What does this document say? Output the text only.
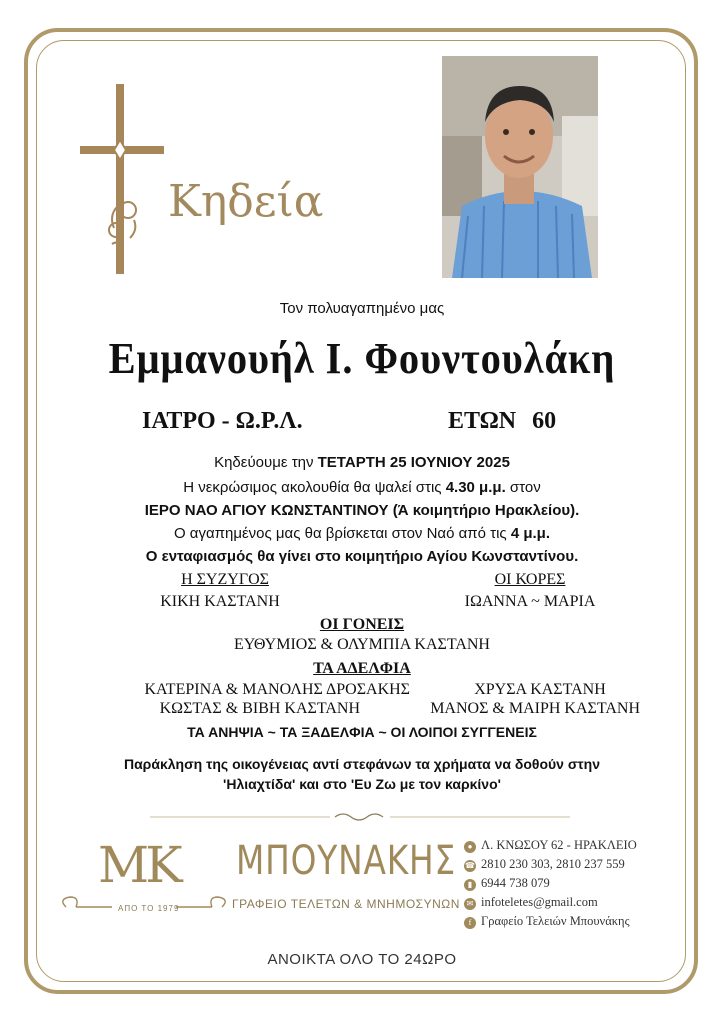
Κηδεία
Τον πολυαγαπημένο μας
Εμμανουήλ Ι. Φουντουλάκη
ΙΑΤΡΟ - Ω.Ρ.Λ.	ΕΤΩΝ 60
Κηδεύουμε την ΤΕΤΑΡΤΗ 25 ΙΟΥΝΙΟΥ 2025
Η νεκρώσιμος ακολουθία θα ψαλεί στις 4.30 μ.μ. στον
ΙΕΡΟ ΝΑΟ ΑΓΙΟΥ ΚΩΝΣΤΑΝΤΙΝΟΥ (Ά κοιμητήριο Ηρακλείου).
Ο αγαπημένος μας θα βρίσκεται στον Ναό από τις 4 μ.μ.
Ο ενταφιασμός θα γίνει στο κοιμητήριο Αγίου Κωνσταντίνου.
Η ΣΥΖΥΓΟΣ
ΚΙΚΗ ΚΑΣΤΑΝΗ
ΟΙ ΚΟΡΕΣ
ΙΩΑΝΝΑ ~ ΜΑΡΙΑ
ΟΙ ΓΟΝΕΙΣ
ΕΥΘΥΜΙΟΣ & ΟΛΥΜΠΙΑ ΚΑΣΤΑΝΗ
ΤΑ ΑΔΕΛΦΙΑ
ΚΑΤΕΡΙΝΑ & ΜΑΝΟΛΗΣ ΔΡΟΣΑΚΗΣ	ΧΡΥΣΑ ΚΑΣΤΑΝΗ
ΚΩΣΤΑΣ & ΒΙΒΗ ΚΑΣΤΑΝΗ	ΜΑΝΟΣ & ΜΑΙΡΗ ΚΑΣΤΑΝΗ
ΤΑ ΑΝΗΨΙΑ ~ ΤΑ ΞΑΔΕΛΦΙΑ ~ ΟΙ ΛΟΙΠΟΙ ΣΥΓΓΕΝΕΙΣ
Παράκληση της οικογένειας αντί στεφάνων τα χρήματα να δοθούν στην
'Ηλιαχτίδα' και στο 'Ευ Ζω με τον καρκίνο'
MK
ΑΠΟ ΤΟ 1979
ΜΠΟΥΝΑΚΗΣ
ΓΡΑΦΕΙΟ ΤΕΛΕΤΩΝ & ΜΝΗΜΟΣΥΝΩΝ
● Λ. ΚΝΩΣΟΥ 62 - ΗΡΑΚΛΕΙΟ
☎ 2810 230 303, 2810 237 559
▮ 6944 738 079
✉ infoteletes@gmail.com
f Γραφείο Τελειών Μπουνάκης
ΑΝΟΙΚΤΑ ΟΛΟ ΤΟ 24ΩΡΟ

◇ ◇ ◇ ◇ ◇

Give every line of the material that includes the string "ΚΑΣΤΑΝΗ".

ΚΙΚΗ ΚΑΣΤΑΝΗ
ΕΥΘΥΜΙΟΣ & ΟΛΥΜΠΙΑ ΚΑΣΤΑΝΗ
ΚΑΤΕΡΙΝΑ & ΜΑΝΟΛΗΣ ΔΡΟΣΑΚΗΣ	ΧΡΥΣΑ ΚΑΣΤΑΝΗ
ΚΩΣΤΑΣ & ΒΙΒΗ ΚΑΣΤΑΝΗ	ΜΑΝΟΣ & ΜΑΙΡΗ ΚΑΣΤΑΝΗ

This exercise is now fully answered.